AIM OF THE EXERCISE
Copy out the entries below word for word, leaving out the pictures.
# Start of SOURCE MATERIAL
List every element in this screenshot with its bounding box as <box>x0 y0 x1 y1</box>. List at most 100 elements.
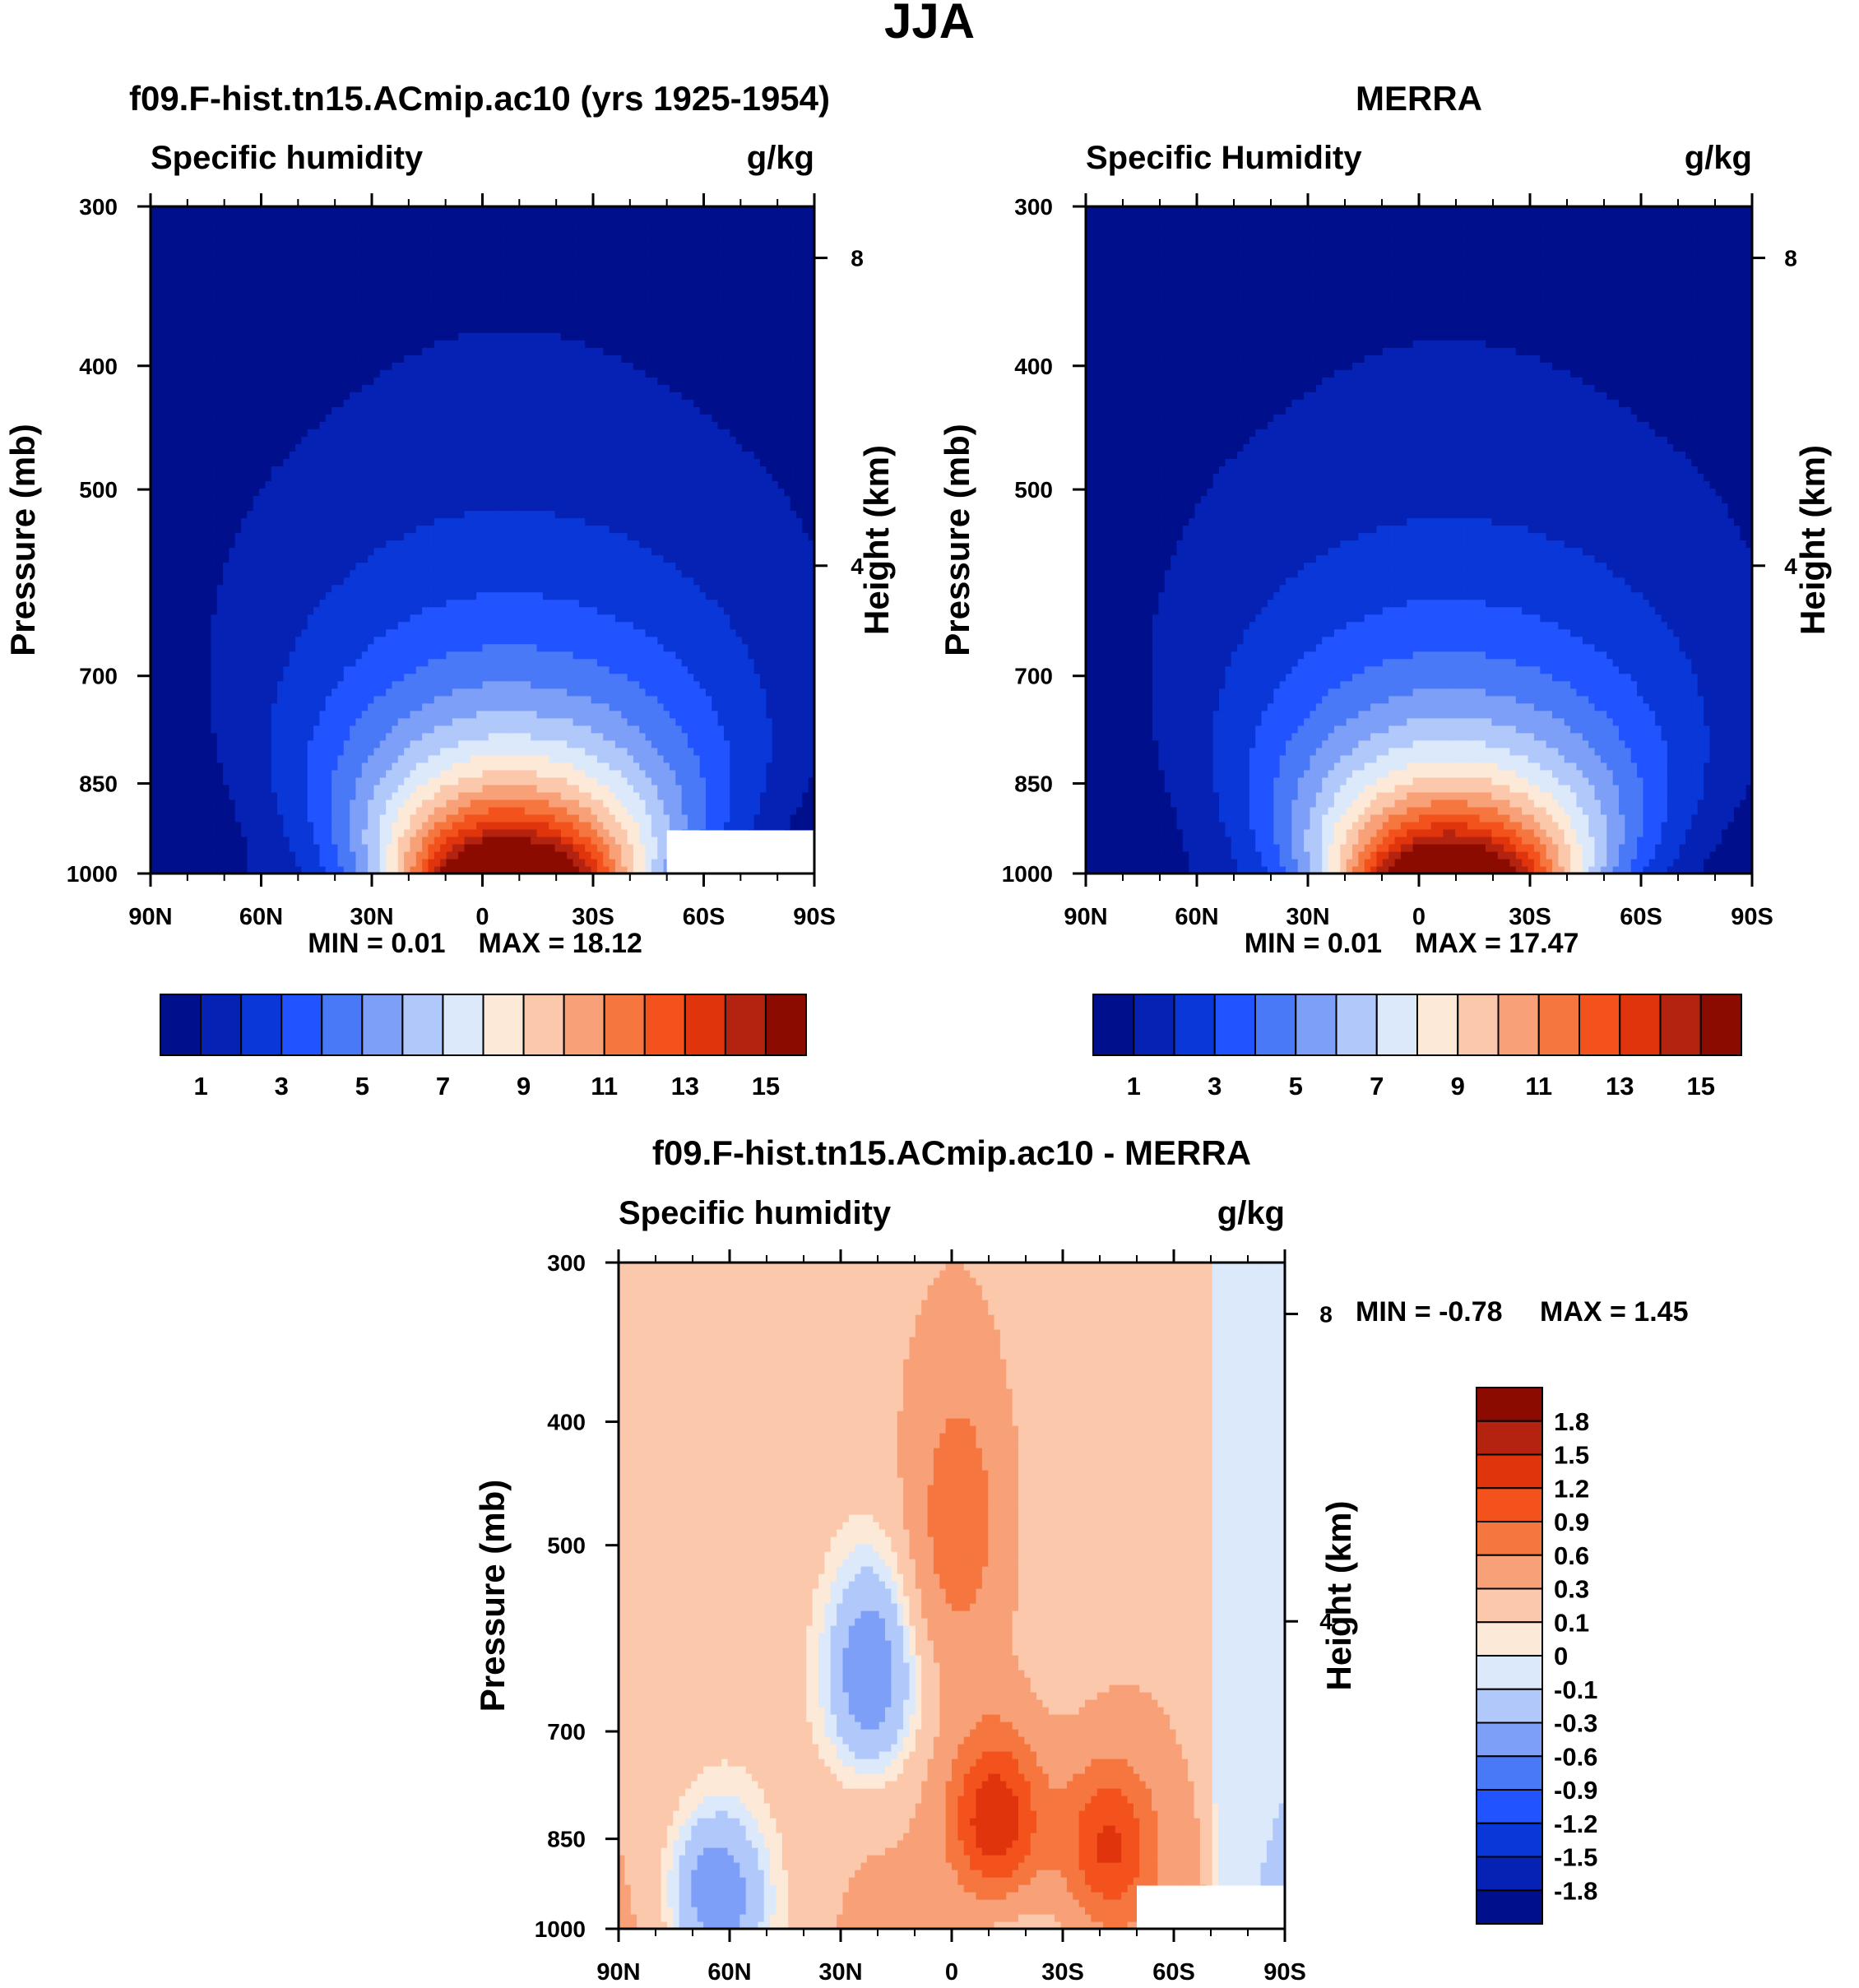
contour-cell <box>410 806 417 815</box>
contour-cell <box>518 636 526 645</box>
contour-cell <box>790 806 797 815</box>
contour-cell <box>639 569 647 578</box>
contour-cell <box>156 606 164 615</box>
contour-cell <box>470 569 477 578</box>
contour-cell <box>337 828 345 837</box>
contour-cell <box>440 614 447 623</box>
contour-cell <box>440 658 447 667</box>
contour-cell <box>766 806 773 815</box>
contour-cell <box>730 769 737 778</box>
contour-cell <box>675 784 683 793</box>
contour-cell <box>234 799 242 808</box>
contour-cell <box>458 651 466 660</box>
contour-cell <box>458 828 466 837</box>
contour-cell <box>234 747 242 756</box>
contour-cell <box>699 821 707 830</box>
contour-cell <box>573 643 580 652</box>
contour-cell <box>180 532 188 541</box>
contour-cell <box>319 747 327 756</box>
contour-cell <box>151 591 157 600</box>
contour-cell <box>319 540 327 549</box>
contour-cell <box>723 791 730 800</box>
contour-cell <box>162 850 169 860</box>
contour-cell <box>531 628 538 637</box>
contour-cell <box>205 680 211 689</box>
contour-cell <box>307 717 314 726</box>
contour-cell <box>234 673 242 682</box>
contour-cell <box>741 569 749 578</box>
contour-cell <box>723 821 730 830</box>
contour-cell <box>735 554 743 563</box>
contour-cell <box>699 695 707 704</box>
contour-cell <box>289 599 296 608</box>
contour-cell <box>621 762 628 771</box>
contour-cell <box>464 614 471 623</box>
contour-cell <box>187 762 193 771</box>
contour-cell <box>379 577 387 586</box>
contour-cell <box>415 688 423 697</box>
contour-cell <box>784 695 791 704</box>
contour-cell <box>482 776 489 785</box>
contour-cell <box>494 636 502 645</box>
contour-cell <box>433 769 441 778</box>
contour-cell <box>415 784 423 793</box>
contour-cell <box>325 754 332 763</box>
contour-cell <box>259 680 266 689</box>
contour-cell <box>494 843 502 852</box>
contour-cell <box>410 732 417 741</box>
contour-cell <box>180 843 188 852</box>
contour-cell <box>549 813 556 823</box>
contour-cell <box>397 584 405 593</box>
contour-cell <box>343 806 350 815</box>
contour-cell <box>169 821 175 830</box>
contour-cell <box>808 651 815 660</box>
contour-cell <box>482 584 489 593</box>
contour-cell <box>192 821 200 830</box>
contour-cell <box>596 584 604 593</box>
contour-cell <box>259 732 266 741</box>
contour-cell <box>470 754 477 763</box>
contour-cell <box>211 806 218 815</box>
contour-cell <box>808 658 815 667</box>
contour-cell <box>331 614 339 623</box>
contour-cell <box>192 554 200 563</box>
contour-cell <box>211 606 218 615</box>
contour-cell <box>723 621 730 630</box>
contour-cell <box>313 821 321 830</box>
contour-cell <box>536 725 544 734</box>
contour-cell <box>187 577 193 586</box>
contour-cell <box>198 813 206 823</box>
contour-cell <box>355 858 363 867</box>
contour-cell <box>386 836 393 845</box>
contour-cell <box>169 643 175 652</box>
contour-cell <box>675 547 683 556</box>
contour-cell <box>428 673 435 682</box>
contour-cell <box>578 658 586 667</box>
contour-cell <box>247 843 254 852</box>
contour-cell <box>681 776 688 785</box>
contour-cell <box>596 762 604 771</box>
contour-cell <box>518 680 526 689</box>
contour-cell <box>404 636 411 645</box>
contour-cell <box>669 599 676 608</box>
contour-cell <box>464 636 471 645</box>
contour-cell <box>192 717 200 726</box>
contour-cell <box>464 776 471 785</box>
contour-cell <box>494 784 502 793</box>
contour-cell <box>234 784 242 793</box>
contour-cell <box>410 828 417 837</box>
contour-cell <box>795 628 803 637</box>
contour-cell <box>247 858 254 867</box>
contour-cell <box>663 621 670 630</box>
contour-cell <box>657 665 665 674</box>
contour-cell <box>603 688 610 697</box>
contour-cell <box>591 725 598 734</box>
contour-cell <box>645 547 652 556</box>
contour-cell <box>633 658 640 667</box>
contour-cell <box>151 791 157 800</box>
contour-cell <box>603 836 610 845</box>
contour-cell <box>560 836 568 845</box>
contour-cell <box>802 784 809 793</box>
contour-cell <box>549 554 556 563</box>
contour-cell <box>705 658 712 667</box>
# End of SOURCE MATERIAL
ANSWER TO THIS EXERCISE
List every element in this screenshot with its bounding box as <box>x0 y0 x1 y1</box>. List at most 100 elements.
contour-cell <box>410 806 417 815</box>
contour-cell <box>518 636 526 645</box>
contour-cell <box>790 806 797 815</box>
contour-cell <box>639 569 647 578</box>
contour-cell <box>156 606 164 615</box>
contour-cell <box>470 569 477 578</box>
contour-cell <box>337 828 345 837</box>
contour-cell <box>440 614 447 623</box>
contour-cell <box>440 658 447 667</box>
contour-cell <box>766 806 773 815</box>
contour-cell <box>730 769 737 778</box>
contour-cell <box>675 784 683 793</box>
contour-cell <box>234 799 242 808</box>
contour-cell <box>458 651 466 660</box>
contour-cell <box>458 828 466 837</box>
contour-cell <box>234 747 242 756</box>
contour-cell <box>699 821 707 830</box>
contour-cell <box>573 643 580 652</box>
contour-cell <box>180 532 188 541</box>
contour-cell <box>319 747 327 756</box>
contour-cell <box>151 591 157 600</box>
contour-cell <box>319 540 327 549</box>
contour-cell <box>723 791 730 800</box>
contour-cell <box>162 850 169 860</box>
contour-cell <box>531 628 538 637</box>
contour-cell <box>205 680 211 689</box>
contour-cell <box>307 717 314 726</box>
contour-cell <box>234 673 242 682</box>
contour-cell <box>741 569 749 578</box>
contour-cell <box>723 821 730 830</box>
contour-cell <box>735 554 743 563</box>
contour-cell <box>699 695 707 704</box>
contour-cell <box>289 599 296 608</box>
contour-cell <box>621 762 628 771</box>
contour-cell <box>464 614 471 623</box>
contour-cell <box>187 762 193 771</box>
contour-cell <box>379 577 387 586</box>
contour-cell <box>415 688 423 697</box>
contour-cell <box>784 695 791 704</box>
contour-cell <box>482 776 489 785</box>
contour-cell <box>494 636 502 645</box>
contour-cell <box>433 769 441 778</box>
contour-cell <box>415 784 423 793</box>
contour-cell <box>325 754 332 763</box>
contour-cell <box>259 680 266 689</box>
contour-cell <box>494 843 502 852</box>
contour-cell <box>410 732 417 741</box>
contour-cell <box>180 843 188 852</box>
contour-cell <box>549 813 556 823</box>
contour-cell <box>397 584 405 593</box>
contour-cell <box>343 806 350 815</box>
contour-cell <box>169 821 175 830</box>
contour-cell <box>808 651 815 660</box>
contour-cell <box>482 584 489 593</box>
contour-cell <box>192 821 200 830</box>
contour-cell <box>596 584 604 593</box>
contour-cell <box>259 732 266 741</box>
contour-cell <box>470 754 477 763</box>
contour-cell <box>211 806 218 815</box>
contour-cell <box>808 658 815 667</box>
contour-cell <box>331 614 339 623</box>
contour-cell <box>192 554 200 563</box>
contour-cell <box>211 606 218 615</box>
contour-cell <box>723 621 730 630</box>
contour-cell <box>313 821 321 830</box>
contour-cell <box>536 725 544 734</box>
contour-cell <box>187 577 193 586</box>
contour-cell <box>198 813 206 823</box>
contour-cell <box>355 858 363 867</box>
contour-cell <box>386 836 393 845</box>
contour-cell <box>169 643 175 652</box>
contour-cell <box>675 547 683 556</box>
contour-cell <box>428 673 435 682</box>
contour-cell <box>578 658 586 667</box>
contour-cell <box>247 843 254 852</box>
contour-cell <box>681 776 688 785</box>
contour-cell <box>596 762 604 771</box>
contour-cell <box>518 680 526 689</box>
contour-cell <box>404 636 411 645</box>
contour-cell <box>669 599 676 608</box>
contour-cell <box>464 636 471 645</box>
contour-cell <box>192 717 200 726</box>
contour-cell <box>464 776 471 785</box>
contour-cell <box>494 784 502 793</box>
contour-cell <box>234 784 242 793</box>
contour-cell <box>410 828 417 837</box>
contour-cell <box>795 628 803 637</box>
contour-cell <box>247 858 254 867</box>
contour-cell <box>663 621 670 630</box>
contour-cell <box>657 665 665 674</box>
contour-cell <box>603 688 610 697</box>
contour-cell <box>591 725 598 734</box>
contour-cell <box>645 547 652 556</box>
contour-cell <box>633 658 640 667</box>
contour-cell <box>151 791 157 800</box>
contour-cell <box>603 836 610 845</box>
contour-cell <box>560 836 568 845</box>
contour-cell <box>802 784 809 793</box>
contour-cell <box>549 554 556 563</box>
contour-cell <box>705 658 712 667</box>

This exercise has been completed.